▶ **Instructions to follow**:
Set down every entry word for word. Omit the pictures.

▶ **Exercise inputs**:

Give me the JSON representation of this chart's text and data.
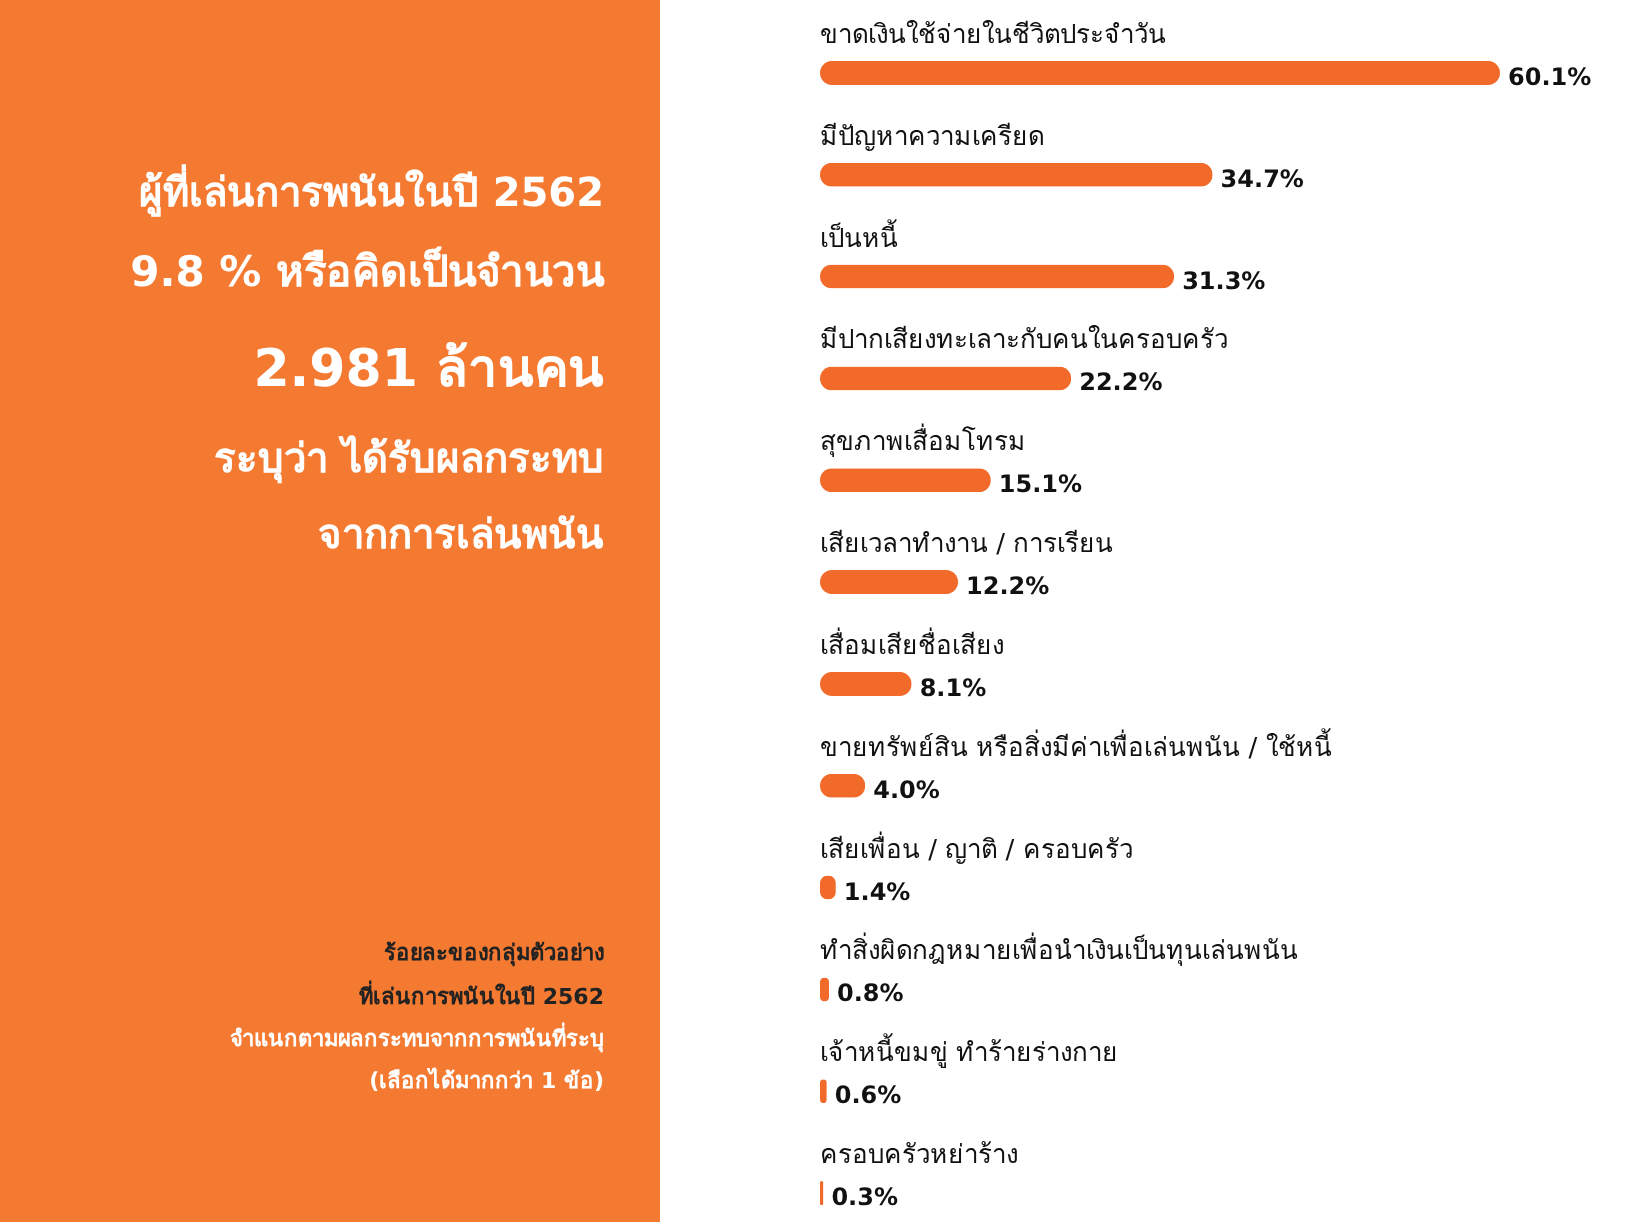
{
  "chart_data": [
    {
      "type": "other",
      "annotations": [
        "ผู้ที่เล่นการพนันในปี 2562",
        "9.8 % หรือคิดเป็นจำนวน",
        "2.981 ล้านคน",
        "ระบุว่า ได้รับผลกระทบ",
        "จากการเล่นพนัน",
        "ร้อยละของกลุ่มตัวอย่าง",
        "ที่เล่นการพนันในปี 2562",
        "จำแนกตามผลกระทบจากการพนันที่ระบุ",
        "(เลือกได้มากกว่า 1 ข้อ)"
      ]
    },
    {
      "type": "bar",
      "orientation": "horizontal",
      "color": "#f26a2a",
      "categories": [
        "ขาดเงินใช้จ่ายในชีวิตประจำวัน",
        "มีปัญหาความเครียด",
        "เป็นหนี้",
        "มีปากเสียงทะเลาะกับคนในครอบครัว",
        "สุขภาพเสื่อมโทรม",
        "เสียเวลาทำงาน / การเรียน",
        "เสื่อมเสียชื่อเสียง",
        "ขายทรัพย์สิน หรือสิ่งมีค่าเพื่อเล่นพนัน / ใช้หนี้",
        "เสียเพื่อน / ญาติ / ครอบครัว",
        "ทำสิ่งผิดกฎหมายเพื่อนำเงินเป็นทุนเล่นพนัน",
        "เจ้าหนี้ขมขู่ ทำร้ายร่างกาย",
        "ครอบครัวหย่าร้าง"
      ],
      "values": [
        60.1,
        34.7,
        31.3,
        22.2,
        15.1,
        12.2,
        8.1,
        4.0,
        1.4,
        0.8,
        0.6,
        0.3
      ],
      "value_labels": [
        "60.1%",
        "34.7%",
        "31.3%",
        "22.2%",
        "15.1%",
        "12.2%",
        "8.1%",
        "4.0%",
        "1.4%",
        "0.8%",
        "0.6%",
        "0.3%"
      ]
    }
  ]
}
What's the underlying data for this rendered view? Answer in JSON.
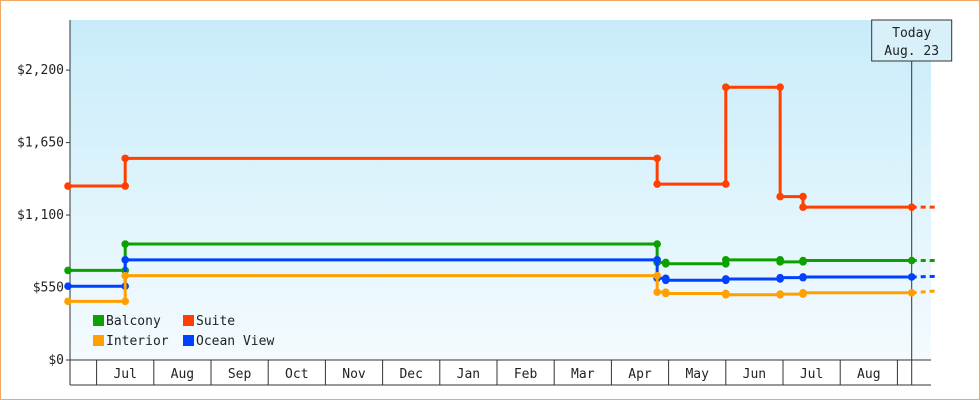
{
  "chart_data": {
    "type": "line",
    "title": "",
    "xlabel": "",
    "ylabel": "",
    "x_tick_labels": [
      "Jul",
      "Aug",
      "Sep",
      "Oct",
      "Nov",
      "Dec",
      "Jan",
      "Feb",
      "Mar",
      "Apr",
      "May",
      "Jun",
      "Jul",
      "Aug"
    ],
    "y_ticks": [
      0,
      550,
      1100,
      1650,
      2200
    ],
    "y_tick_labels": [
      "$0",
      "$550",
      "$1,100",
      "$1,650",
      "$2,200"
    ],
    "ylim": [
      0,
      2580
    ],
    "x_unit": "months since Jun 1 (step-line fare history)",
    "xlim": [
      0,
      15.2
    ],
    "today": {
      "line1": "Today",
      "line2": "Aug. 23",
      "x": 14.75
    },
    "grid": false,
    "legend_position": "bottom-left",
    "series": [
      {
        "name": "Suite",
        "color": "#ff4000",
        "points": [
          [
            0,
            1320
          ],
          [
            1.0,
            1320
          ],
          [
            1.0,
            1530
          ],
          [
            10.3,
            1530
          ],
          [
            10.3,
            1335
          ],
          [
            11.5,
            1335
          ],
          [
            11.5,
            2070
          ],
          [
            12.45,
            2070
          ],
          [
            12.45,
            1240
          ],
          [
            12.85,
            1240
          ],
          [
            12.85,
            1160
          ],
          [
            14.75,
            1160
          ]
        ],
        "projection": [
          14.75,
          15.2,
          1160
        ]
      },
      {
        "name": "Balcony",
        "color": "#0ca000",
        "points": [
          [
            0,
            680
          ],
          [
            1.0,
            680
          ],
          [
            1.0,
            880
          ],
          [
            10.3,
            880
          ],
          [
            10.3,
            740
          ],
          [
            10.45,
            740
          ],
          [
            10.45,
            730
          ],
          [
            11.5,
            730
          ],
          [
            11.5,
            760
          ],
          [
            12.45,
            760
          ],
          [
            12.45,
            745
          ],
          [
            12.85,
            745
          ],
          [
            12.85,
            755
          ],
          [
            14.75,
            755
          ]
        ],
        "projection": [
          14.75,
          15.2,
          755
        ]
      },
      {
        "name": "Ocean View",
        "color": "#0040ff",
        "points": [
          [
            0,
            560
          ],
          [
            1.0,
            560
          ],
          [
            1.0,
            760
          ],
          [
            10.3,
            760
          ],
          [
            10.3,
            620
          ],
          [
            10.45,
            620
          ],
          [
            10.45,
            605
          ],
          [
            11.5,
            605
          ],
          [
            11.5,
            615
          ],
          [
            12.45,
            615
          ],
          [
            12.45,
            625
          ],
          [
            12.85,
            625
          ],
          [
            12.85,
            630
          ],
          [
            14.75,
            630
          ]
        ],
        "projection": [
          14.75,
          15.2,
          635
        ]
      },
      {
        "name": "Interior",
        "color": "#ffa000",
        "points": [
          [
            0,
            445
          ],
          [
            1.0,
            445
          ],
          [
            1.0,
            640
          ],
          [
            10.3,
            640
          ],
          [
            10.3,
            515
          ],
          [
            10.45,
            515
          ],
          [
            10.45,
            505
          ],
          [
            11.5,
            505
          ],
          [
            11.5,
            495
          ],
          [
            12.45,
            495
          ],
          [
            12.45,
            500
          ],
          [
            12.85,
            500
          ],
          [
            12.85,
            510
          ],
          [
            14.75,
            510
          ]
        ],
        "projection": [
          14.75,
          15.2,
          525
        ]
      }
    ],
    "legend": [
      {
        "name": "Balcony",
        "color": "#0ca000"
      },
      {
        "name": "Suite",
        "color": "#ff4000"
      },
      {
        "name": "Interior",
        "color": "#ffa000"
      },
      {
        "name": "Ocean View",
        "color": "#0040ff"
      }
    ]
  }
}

▶ **Output**:
Give me the JSON representation of this chart's text and data.
{
  "chart_data": [
    {
      "type": "other",
      "annotations": [
        "ผู้ที่เล่นการพนันในปี 2562",
        "9.8 % หรือคิดเป็นจำนวน",
        "2.981 ล้านคน",
        "ระบุว่า ได้รับผลกระทบ",
        "จากการเล่นพนัน",
        "ร้อยละของกลุ่มตัวอย่าง",
        "ที่เล่นการพนันในปี 2562",
        "จำแนกตามผลกระทบจากการพนันที่ระบุ",
        "(เลือกได้มากกว่า 1 ข้อ)"
      ]
    },
    {
      "type": "bar",
      "orientation": "horizontal",
      "color": "#f26a2a",
      "categories": [
        "ขาดเงินใช้จ่ายในชีวิตประจำวัน",
        "มีปัญหาความเครียด",
        "เป็นหนี้",
        "มีปากเสียงทะเลาะกับคนในครอบครัว",
        "สุขภาพเสื่อมโทรม",
        "เสียเวลาทำงาน / การเรียน",
        "เสื่อมเสียชื่อเสียง",
        "ขายทรัพย์สิน หรือสิ่งมีค่าเพื่อเล่นพนัน / ใช้หนี้",
        "เสียเพื่อน / ญาติ / ครอบครัว",
        "ทำสิ่งผิดกฎหมายเพื่อนำเงินเป็นทุนเล่นพนัน",
        "เจ้าหนี้ขมขู่ ทำร้ายร่างกาย",
        "ครอบครัวหย่าร้าง"
      ],
      "values": [
        60.1,
        34.7,
        31.3,
        22.2,
        15.1,
        12.2,
        8.1,
        4.0,
        1.4,
        0.8,
        0.6,
        0.3
      ],
      "value_labels": [
        "60.1%",
        "34.7%",
        "31.3%",
        "22.2%",
        "15.1%",
        "12.2%",
        "8.1%",
        "4.0%",
        "1.4%",
        "0.8%",
        "0.6%",
        "0.3%"
      ]
    }
  ]
}
What's the underlying data for this rendered view? Answer in JSON.
{
  "chart_data": {
    "type": "line",
    "title": "",
    "xlabel": "",
    "ylabel": "",
    "x_tick_labels": [
      "Jul",
      "Aug",
      "Sep",
      "Oct",
      "Nov",
      "Dec",
      "Jan",
      "Feb",
      "Mar",
      "Apr",
      "May",
      "Jun",
      "Jul",
      "Aug"
    ],
    "y_ticks": [
      0,
      550,
      1100,
      1650,
      2200
    ],
    "y_tick_labels": [
      "$0",
      "$550",
      "$1,100",
      "$1,650",
      "$2,200"
    ],
    "ylim": [
      0,
      2580
    ],
    "x_unit": "months since Jun 1 (step-line fare history)",
    "xlim": [
      0,
      15.2
    ],
    "today": {
      "line1": "Today",
      "line2": "Aug. 23",
      "x": 14.75
    },
    "grid": false,
    "legend_position": "bottom-left",
    "series": [
      {
        "name": "Suite",
        "color": "#ff4000",
        "points": [
          [
            0,
            1320
          ],
          [
            1.0,
            1320
          ],
          [
            1.0,
            1530
          ],
          [
            10.3,
            1530
          ],
          [
            10.3,
            1335
          ],
          [
            11.5,
            1335
          ],
          [
            11.5,
            2070
          ],
          [
            12.45,
            2070
          ],
          [
            12.45,
            1240
          ],
          [
            12.85,
            1240
          ],
          [
            12.85,
            1160
          ],
          [
            14.75,
            1160
          ]
        ],
        "projection": [
          14.75,
          15.2,
          1160
        ]
      },
      {
        "name": "Balcony",
        "color": "#0ca000",
        "points": [
          [
            0,
            680
          ],
          [
            1.0,
            680
          ],
          [
            1.0,
            880
          ],
          [
            10.3,
            880
          ],
          [
            10.3,
            740
          ],
          [
            10.45,
            740
          ],
          [
            10.45,
            730
          ],
          [
            11.5,
            730
          ],
          [
            11.5,
            760
          ],
          [
            12.45,
            760
          ],
          [
            12.45,
            745
          ],
          [
            12.85,
            745
          ],
          [
            12.85,
            755
          ],
          [
            14.75,
            755
          ]
        ],
        "projection": [
          14.75,
          15.2,
          755
        ]
      },
      {
        "name": "Ocean View",
        "color": "#0040ff",
        "points": [
          [
            0,
            560
          ],
          [
            1.0,
            560
          ],
          [
            1.0,
            760
          ],
          [
            10.3,
            760
          ],
          [
            10.3,
            620
          ],
          [
            10.45,
            620
          ],
          [
            10.45,
            605
          ],
          [
            11.5,
            605
          ],
          [
            11.5,
            615
          ],
          [
            12.45,
            615
          ],
          [
            12.45,
            625
          ],
          [
            12.85,
            625
          ],
          [
            12.85,
            630
          ],
          [
            14.75,
            630
          ]
        ],
        "projection": [
          14.75,
          15.2,
          635
        ]
      },
      {
        "name": "Interior",
        "color": "#ffa000",
        "points": [
          [
            0,
            445
          ],
          [
            1.0,
            445
          ],
          [
            1.0,
            640
          ],
          [
            10.3,
            640
          ],
          [
            10.3,
            515
          ],
          [
            10.45,
            515
          ],
          [
            10.45,
            505
          ],
          [
            11.5,
            505
          ],
          [
            11.5,
            495
          ],
          [
            12.45,
            495
          ],
          [
            12.45,
            500
          ],
          [
            12.85,
            500
          ],
          [
            12.85,
            510
          ],
          [
            14.75,
            510
          ]
        ],
        "projection": [
          14.75,
          15.2,
          525
        ]
      }
    ],
    "legend": [
      {
        "name": "Balcony",
        "color": "#0ca000"
      },
      {
        "name": "Suite",
        "color": "#ff4000"
      },
      {
        "name": "Interior",
        "color": "#ffa000"
      },
      {
        "name": "Ocean View",
        "color": "#0040ff"
      }
    ]
  }
}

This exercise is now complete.